Problem ▸
Retype all of the entries word for word.

Stored records ▸
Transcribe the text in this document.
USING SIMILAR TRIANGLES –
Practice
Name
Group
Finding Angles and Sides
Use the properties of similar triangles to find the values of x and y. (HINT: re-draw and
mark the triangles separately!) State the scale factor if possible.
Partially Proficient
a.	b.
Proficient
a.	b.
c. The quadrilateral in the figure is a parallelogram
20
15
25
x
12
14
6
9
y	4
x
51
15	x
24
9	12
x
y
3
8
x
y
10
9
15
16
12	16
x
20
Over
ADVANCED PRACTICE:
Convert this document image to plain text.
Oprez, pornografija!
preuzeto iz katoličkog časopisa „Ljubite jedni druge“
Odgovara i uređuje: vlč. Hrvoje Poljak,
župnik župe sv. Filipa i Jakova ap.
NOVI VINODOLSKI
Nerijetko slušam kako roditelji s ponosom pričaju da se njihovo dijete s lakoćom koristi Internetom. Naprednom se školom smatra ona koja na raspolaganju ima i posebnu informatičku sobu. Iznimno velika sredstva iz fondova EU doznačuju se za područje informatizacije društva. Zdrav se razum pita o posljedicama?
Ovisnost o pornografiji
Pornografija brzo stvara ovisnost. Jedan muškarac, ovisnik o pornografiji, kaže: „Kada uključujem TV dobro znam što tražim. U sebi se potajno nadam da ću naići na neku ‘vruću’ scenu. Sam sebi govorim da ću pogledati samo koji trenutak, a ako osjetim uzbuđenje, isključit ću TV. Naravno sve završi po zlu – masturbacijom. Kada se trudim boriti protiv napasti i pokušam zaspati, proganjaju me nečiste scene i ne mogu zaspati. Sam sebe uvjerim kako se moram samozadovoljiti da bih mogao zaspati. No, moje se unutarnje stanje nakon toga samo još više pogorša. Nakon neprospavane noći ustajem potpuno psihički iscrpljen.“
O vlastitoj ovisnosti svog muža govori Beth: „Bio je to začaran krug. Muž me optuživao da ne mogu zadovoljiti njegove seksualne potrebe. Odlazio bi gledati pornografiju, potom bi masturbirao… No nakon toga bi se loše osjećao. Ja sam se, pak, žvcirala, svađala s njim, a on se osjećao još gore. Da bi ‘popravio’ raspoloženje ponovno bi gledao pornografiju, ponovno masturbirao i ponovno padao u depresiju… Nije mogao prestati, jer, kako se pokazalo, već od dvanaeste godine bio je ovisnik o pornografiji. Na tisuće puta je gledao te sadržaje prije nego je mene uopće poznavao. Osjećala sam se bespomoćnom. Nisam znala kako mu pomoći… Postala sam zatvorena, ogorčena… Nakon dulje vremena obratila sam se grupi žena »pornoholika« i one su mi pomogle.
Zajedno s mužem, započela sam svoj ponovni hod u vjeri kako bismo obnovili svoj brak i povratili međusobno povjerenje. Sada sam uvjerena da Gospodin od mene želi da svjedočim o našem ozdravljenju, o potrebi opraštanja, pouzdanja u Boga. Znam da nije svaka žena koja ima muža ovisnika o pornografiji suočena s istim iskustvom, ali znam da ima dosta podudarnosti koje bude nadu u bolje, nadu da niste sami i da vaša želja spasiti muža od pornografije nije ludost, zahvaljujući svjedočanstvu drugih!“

Solution to this problem ▸
Transcribe the text in this document.
USING SIMILAR TRIANGLES –
Practice
Name
Group
Finding Angles and Sides
Use the properties of similar triangles to find the values of x and y. (HINT: re-draw and
mark the triangles separately!) State the scale factor if possible.
Partially Proficient
a.	b.
Proficient
a.	b.
c. The quadrilateral in the figure is a parallelogram
20
15
25
x
12
14
6
9
y	4
x
51
15	x
24
9	12
x
y
3
8
x
y
10
9
15
16
12	16
x
20
Over
ADVANCED PRACTICE:
Convert this document image to plain text.
Oprez, pornografija!
preuzeto iz katoličkog časopisa „Ljubite jedni druge“
Odgovara i uređuje: vlč. Hrvoje Poljak,
župnik župe sv. Filipa i Jakova ap.
NOVI VINODOLSKI
Nerijetko slušam kako roditelji s ponosom pričaju da se njihovo dijete s lakoćom koristi Internetom. Naprednom se školom smatra ona koja na raspolaganju ima i posebnu informatičku sobu. Iznimno velika sredstva iz fondova EU doznačuju se za područje informatizacije društva. Zdrav se razum pita o posljedicama?
Ovisnost o pornografiji
Pornografija brzo stvara ovisnost. Jedan muškarac, ovisnik o pornografiji, kaže: „Kada uključujem TV dobro znam što tražim. U sebi se potajno nadam da ću naići na neku ‘vruću’ scenu. Sam sebi govorim da ću pogledati samo koji trenutak, a ako osjetim uzbuđenje, isključit ću TV. Naravno sve završi po zlu – masturbacijom. Kada se trudim boriti protiv napasti i pokušam zaspati, proganjaju me nečiste scene i ne mogu zaspati. Sam sebe uvjerim kako se moram samozadovoljiti da bih mogao zaspati. No, moje se unutarnje stanje nakon toga samo još više pogorša. Nakon neprospavane noći ustajem potpuno psihički iscrpljen.“
O vlastitoj ovisnosti svog muža govori Beth: „Bio je to začaran krug. Muž me optuživao da ne mogu zadovoljiti njegove seksualne potrebe. Odlazio bi gledati pornografiju, potom bi masturbirao… No nakon toga bi se loše osjećao. Ja sam se, pak, žvcirala, svađala s njim, a on se osjećao još gore. Da bi ‘popravio’ raspoloženje ponovno bi gledao pornografiju, ponovno masturbirao i ponovno padao u depresiju… Nije mogao prestati, jer, kako se pokazalo, već od dvanaeste godine bio je ovisnik o pornografiji. Na tisuće puta je gledao te sadržaje prije nego je mene uopće poznavao. Osjećala sam se bespomoćnom. Nisam znala kako mu pomoći… Postala sam zatvorena, ogorčena… Nakon dulje vremena obratila sam se grupi žena »pornoholika« i one su mi pomogle.
Zajedno s mužem, započela sam svoj ponovni hod u vjeri kako bismo obnovili svoj brak i povratili međusobno povjerenje. Sada sam uvjerena da Gospodin od mene želi da svjedočim o našem ozdravljenju, o potrebi opraštanja, pouzdanja u Boga. Znam da nije svaka žena koja ima muža ovisnika o pornografiji suočena s istim iskustvom, ali znam da ima dosta podudarnosti koje bude nadu u bolje, nadu da niste sami i da vaša želja spasiti muža od pornografije nije ludost, zahvaljujući svjedočanstvu drugih!“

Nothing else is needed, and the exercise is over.